What the exercise asks
Extract the full listing verbatim and drop any pictures from your copy.

Raw data
++++++++++++++++++++

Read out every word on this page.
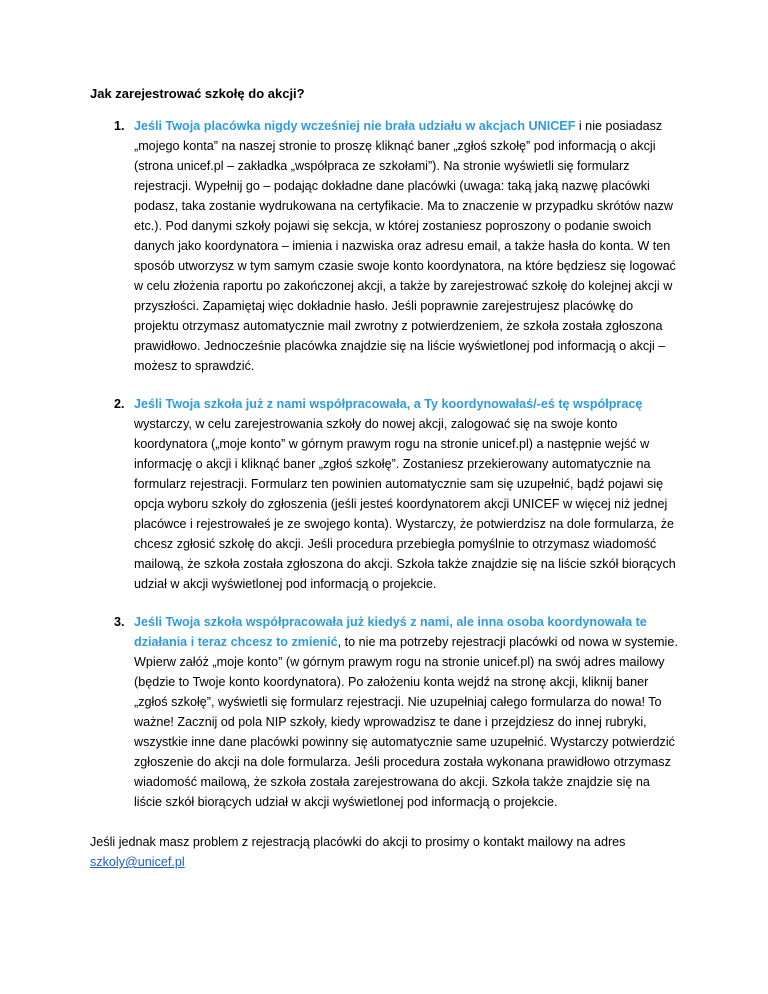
Jak zarejestrować szkołę do akcji?
1. Jeśli Twoja placówka nigdy wcześniej nie brała udziału w akcjach UNICEF i nie posiadasz „mojego konta” na naszej stronie to proszę kliknąć baner „zgłoś szkołę” pod informacją o akcji (strona unicef.pl – zakładka „współpraca ze szkołami”). Na stronie wyświetli się formularz rejestracji. Wypełnij go – podając dokładne dane placówki (uwaga: taką jaką nazwę placówki podasz, taka zostanie wydrukowana na certyfikacie. Ma to znaczenie w przypadku skrótów nazw etc.). Pod danymi szkoły pojawi się sekcja, w której zostaniesz poproszony o podanie swoich danych jako koordynatora – imienia i nazwiska oraz adresu email, a także hasła do konta. W ten sposób utworzysz w tym samym czasie swoje konto koordynatora, na które będziesz się logować w celu złożenia raportu po zakończonej akcji, a także by zarejestrować szkołę do kolejnej akcji w przyszłości. Zapamiętaj więc dokładnie hasło. Jeśli poprawnie zarejestrujesz placówkę do projektu otrzymasz automatycznie mail zwrotny z potwierdzeniem, że szkoła została zgłoszona prawidłowo. Jednocześnie placówka znajdzie się na liście wyświetlonej pod informacją o akcji – możesz to sprawdzić.
2. Jeśli Twoja szkoła już z nami współpracowała, a Ty koordynowałaś/-eś tę współpracę wystarczy, w celu zarejestrowania szkoły do nowej akcji, zalogować się na swoje konto koordynatora („moje konto” w górnym prawym rogu na stronie unicef.pl) a następnie wejść w informację o akcji i kliknąć baner „zgłoś szkołę”. Zostaniesz przekierowany automatycznie na formularz rejestracji. Formularz ten powinien automatycznie sam się uzupełnić, bądź pojawi się opcja wyboru szkoły do zgłoszenia (jeśli jesteś koordynatorem akcji UNICEF w więcej niż jednej placówce i rejestrowałeś je ze swojego konta). Wystarczy, że potwierdzisz na dole formularza, że chcesz zgłosić szkołę do akcji. Jeśli procedura przebiegła pomyślnie to otrzymasz wiadomość mailową, że szkoła została zgłoszona do akcji. Szkoła także znajdzie się na liście szkół biorących udział w akcji wyświetlonej pod informacją o projekcie.
3. Jeśli Twoja szkoła współpracowała już kiedyś z nami, ale inna osoba koordynowała te działania i teraz chcesz to zmienić, to nie ma potrzeby rejestracji placówki od nowa w systemie. Wpierw załóż „moje konto” (w górnym prawym rogu na stronie unicef.pl) na swój adres mailowy (będzie to Twoje konto koordynatora). Po założeniu konta wejdź na stronę akcji, kliknij baner „zgłoś szkołę”, wyświetli się formularz rejestracji. Nie uzupełniaj całego formularza do nowa! To ważne! Zacznij od pola NIP szkoły, kiedy wprowadzisz te dane i przejdziesz do innej rubryki, wszystkie inne dane placówki powinny się automatycznie same uzupełnić. Wystarczy potwierdzić zgłoszenie do akcji na dole formularza. Jeśli procedura została wykonana prawidłowo otrzymasz wiadomość mailową, że szkoła została zarejestrowana do akcji. Szkoła także znajdzie się na liście szkół biorących udział w akcji wyświetlonej pod informacją o projekcie.
Jeśli jednak masz problem z rejestracją placówki do akcji to prosimy o kontakt mailowy na adres szkoly@unicef.pl
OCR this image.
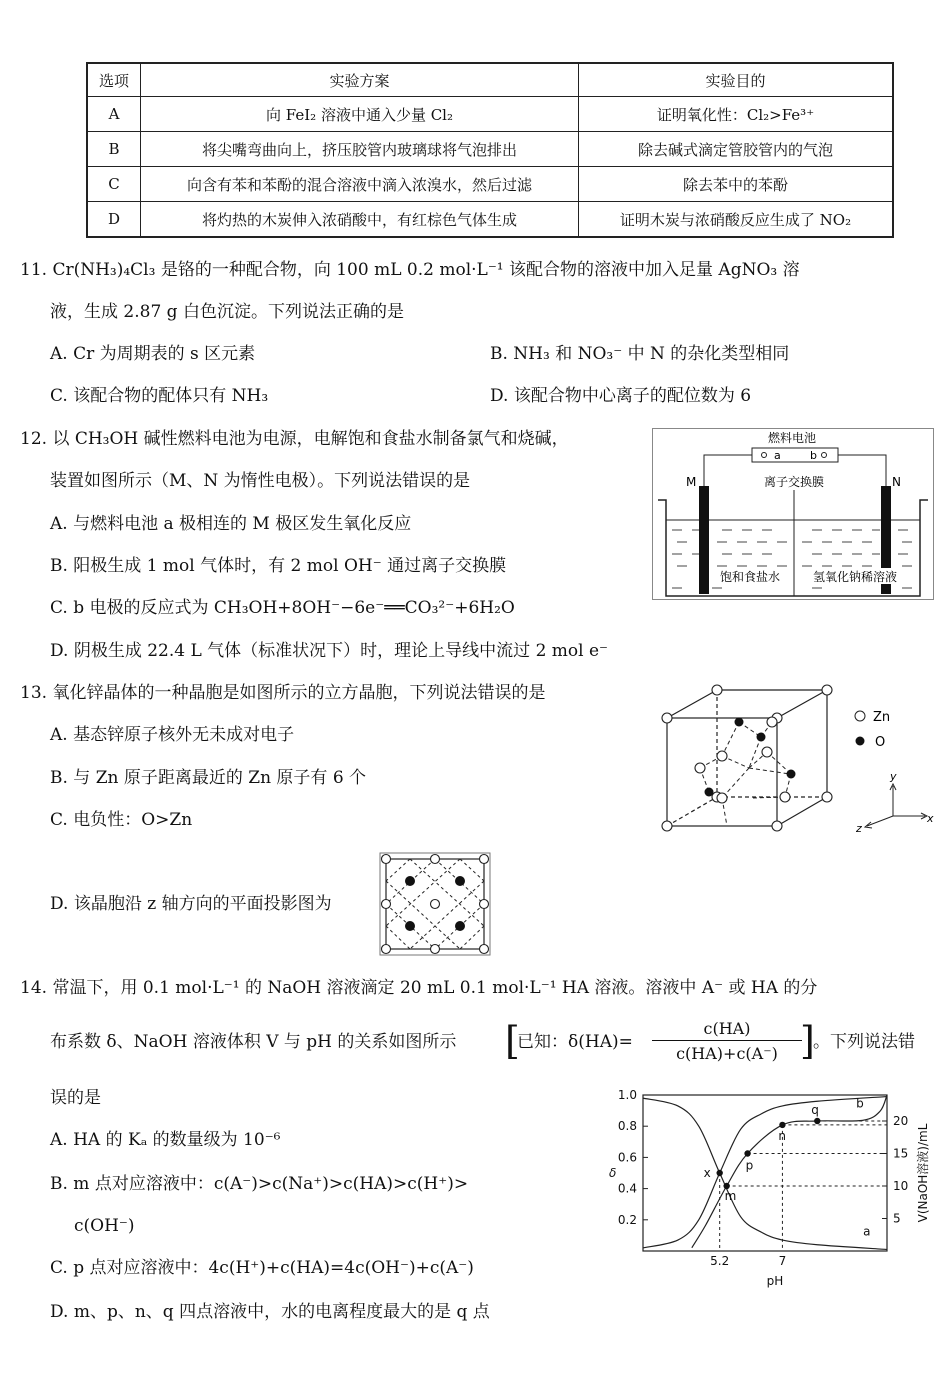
选项	实验方案	实验目的
A	向 FeI₂ 溶液中通入少量 Cl₂	证明氧化性：Cl₂>Fe³⁺
B	将尖嘴弯曲向上，挤压胶管内玻璃球将气泡排出	除去碱式滴定管胶管内的气泡
C	向含有苯和苯酚的混合溶液中滴入浓溴水，然后过滤	除去苯中的苯酚
D	将灼热的木炭伸入浓硝酸中，有红棕色气体生成	证明木炭与浓硝酸反应生成了 NO₂
11. Cr(NH₃)₄Cl₃ 是铬的一种配合物，向 100 mL 0.2 mol·L⁻¹ 该配合物的溶液中加入足量 AgNO₃ 溶
液，生成 2.87 g 白色沉淀。下列说法正确的是
A. Cr 为周期表的 s 区元素	B. NH₃ 和 NO₃⁻ 中 N 的杂化类型相同
C. 该配合物的配体只有 NH₃	D. 该配合物中心离子的配位数为 6
12. 以 CH₃OH 碱性燃料电池为电源，电解饱和食盐水制备氯气和烧碱，
装置如图所示（M、N 为惰性电极）。下列说法错误的是
A. 与燃料电池 a 极相连的 M 极区发生氧化反应
B. 阳极生成 1 mol 气体时，有 2 mol OH⁻ 通过离子交换膜
C. b 电极的反应式为 CH₃OH+8OH⁻−6e⁻══CO₃²⁻+6H₂O
D. 阴极生成 22.4 L 气体（标准状况下）时，理论上导线中流过 2 mol e⁻
燃料电池
a	b
M	N
离子交换膜
饱和食盐水	氢氧化钠稀溶液
13. 氧化锌晶体的一种晶胞是如图所示的立方晶胞，下列说法错误的是
A. 基态锌原子核外无未成对电子
B. 与 Zn 原子距离最近的 Zn 原子有 6 个
C. 电负性：O>Zn
D. 该晶胞沿 z 轴方向的平面投影图为
Zn
O
y
x
z
14. 常温下，用 0.1 mol·L⁻¹ 的 NaOH 溶液滴定 20 mL 0.1 mol·L⁻¹ HA 溶液。溶液中 A⁻ 或 HA 的分
布系数 δ、NaOH 溶液体积 V 与 pH 的关系如图所示 [
已知：δ(HA)=
c(HA)
c(HA)+c(A⁻) ]
。下列说法错
误的是
A. HA 的 Kₐ 的数量级为 10⁻⁶
B. m 点对应溶液中：c(A⁻)>c(Na⁺)>c(HA)>c(H⁺)>
c(OH⁻)
C. p 点对应溶液中：4c(H⁺)+c(HA)=4c(OH⁻)+c(A⁻)
D. m、p、n、q 四点溶液中，水的电离程度最大的是 q 点
0.2
0.4
0.6
0.8
1.0
5
10
15
20
5.2	7
pH
δ	V(NaOH溶液)/mL
a
b
x
m
p
n
q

++++++++++++++++++++

Solution for this task
Read out every word on this page.
Jak zarejestrować szkołę do akcji?
1. Jeśli Twoja placówka nigdy wcześniej nie brała udziału w akcjach UNICEF i nie posiadasz „mojego konta” na naszej stronie to proszę kliknąć baner „zgłoś szkołę” pod informacją o akcji (strona unicef.pl – zakładka „współpraca ze szkołami”). Na stronie wyświetli się formularz rejestracji. Wypełnij go – podając dokładne dane placówki (uwaga: taką jaką nazwę placówki podasz, taka zostanie wydrukowana na certyfikacie. Ma to znaczenie w przypadku skrótów nazw etc.). Pod danymi szkoły pojawi się sekcja, w której zostaniesz poproszony o podanie swoich danych jako koordynatora – imienia i nazwiska oraz adresu email, a także hasła do konta. W ten sposób utworzysz w tym samym czasie swoje konto koordynatora, na które będziesz się logować w celu złożenia raportu po zakończonej akcji, a także by zarejestrować szkołę do kolejnej akcji w przyszłości. Zapamiętaj więc dokładnie hasło. Jeśli poprawnie zarejestrujesz placówkę do projektu otrzymasz automatycznie mail zwrotny z potwierdzeniem, że szkoła została zgłoszona prawidłowo. Jednocześnie placówka znajdzie się na liście wyświetlonej pod informacją o akcji – możesz to sprawdzić.
2. Jeśli Twoja szkoła już z nami współpracowała, a Ty koordynowałaś/-eś tę współpracę wystarczy, w celu zarejestrowania szkoły do nowej akcji, zalogować się na swoje konto koordynatora („moje konto” w górnym prawym rogu na stronie unicef.pl) a następnie wejść w informację o akcji i kliknąć baner „zgłoś szkołę”. Zostaniesz przekierowany automatycznie na formularz rejestracji. Formularz ten powinien automatycznie sam się uzupełnić, bądź pojawi się opcja wyboru szkoły do zgłoszenia (jeśli jesteś koordynatorem akcji UNICEF w więcej niż jednej placówce i rejestrowałeś je ze swojego konta). Wystarczy, że potwierdzisz na dole formularza, że chcesz zgłosić szkołę do akcji. Jeśli procedura przebiegła pomyślnie to otrzymasz wiadomość mailową, że szkoła została zgłoszona do akcji. Szkoła także znajdzie się na liście szkół biorących udział w akcji wyświetlonej pod informacją o projekcie.
3. Jeśli Twoja szkoła współpracowała już kiedyś z nami, ale inna osoba koordynowała te działania i teraz chcesz to zmienić, to nie ma potrzeby rejestracji placówki od nowa w systemie. Wpierw załóż „moje konto” (w górnym prawym rogu na stronie unicef.pl) na swój adres mailowy (będzie to Twoje konto koordynatora). Po założeniu konta wejdź na stronę akcji, kliknij baner „zgłoś szkołę”, wyświetli się formularz rejestracji. Nie uzupełniaj całego formularza do nowa! To ważne! Zacznij od pola NIP szkoły, kiedy wprowadzisz te dane i przejdziesz do innej rubryki, wszystkie inne dane placówki powinny się automatycznie same uzupełnić. Wystarczy potwierdzić zgłoszenie do akcji na dole formularza. Jeśli procedura została wykonana prawidłowo otrzymasz wiadomość mailową, że szkoła została zarejestrowana do akcji. Szkoła także znajdzie się na liście szkół biorących udział w akcji wyświetlonej pod informacją o projekcie.
Jeśli jednak masz problem z rejestracją placówki do akcji to prosimy o kontakt mailowy na adres szkoly@unicef.pl
OCR this image.
选项	实验方案	实验目的
A	向 FeI₂ 溶液中通入少量 Cl₂	证明氧化性：Cl₂>Fe³⁺
B	将尖嘴弯曲向上，挤压胶管内玻璃球将气泡排出	除去碱式滴定管胶管内的气泡
C	向含有苯和苯酚的混合溶液中滴入浓溴水，然后过滤	除去苯中的苯酚
D	将灼热的木炭伸入浓硝酸中，有红棕色气体生成	证明木炭与浓硝酸反应生成了 NO₂
11. Cr(NH₃)₄Cl₃ 是铬的一种配合物，向 100 mL 0.2 mol·L⁻¹ 该配合物的溶液中加入足量 AgNO₃ 溶
液，生成 2.87 g 白色沉淀。下列说法正确的是
A. Cr 为周期表的 s 区元素	B. NH₃ 和 NO₃⁻ 中 N 的杂化类型相同
C. 该配合物的配体只有 NH₃	D. 该配合物中心离子的配位数为 6
12. 以 CH₃OH 碱性燃料电池为电源，电解饱和食盐水制备氯气和烧碱，
装置如图所示（M、N 为惰性电极）。下列说法错误的是
A. 与燃料电池 a 极相连的 M 极区发生氧化反应
B. 阳极生成 1 mol 气体时，有 2 mol OH⁻ 通过离子交换膜
C. b 电极的反应式为 CH₃OH+8OH⁻−6e⁻══CO₃²⁻+6H₂O
D. 阴极生成 22.4 L 气体（标准状况下）时，理论上导线中流过 2 mol e⁻
燃料电池
a	b
M	N
离子交换膜
饱和食盐水	氢氧化钠稀溶液
13. 氧化锌晶体的一种晶胞是如图所示的立方晶胞，下列说法错误的是
A. 基态锌原子核外无未成对电子
B. 与 Zn 原子距离最近的 Zn 原子有 6 个
C. 电负性：O>Zn
D. 该晶胞沿 z 轴方向的平面投影图为
Zn
O
y
x
z
14. 常温下，用 0.1 mol·L⁻¹ 的 NaOH 溶液滴定 20 mL 0.1 mol·L⁻¹ HA 溶液。溶液中 A⁻ 或 HA 的分
布系数 δ、NaOH 溶液体积 V 与 pH 的关系如图所示 [
已知：δ(HA)=
c(HA)
c(HA)+c(A⁻) ]
。下列说法错
误的是
A. HA 的 Kₐ 的数量级为 10⁻⁶
B. m 点对应溶液中：c(A⁻)>c(Na⁺)>c(HA)>c(H⁺)>
c(OH⁻)
C. p 点对应溶液中：4c(H⁺)+c(HA)=4c(OH⁻)+c(A⁻)
D. m、p、n、q 四点溶液中，水的电离程度最大的是 q 点
0.2
0.4
0.6
0.8
1.0
5
10
15
20
5.2	7
pH
δ	V(NaOH溶液)/mL
a
b
x
m
p
n
q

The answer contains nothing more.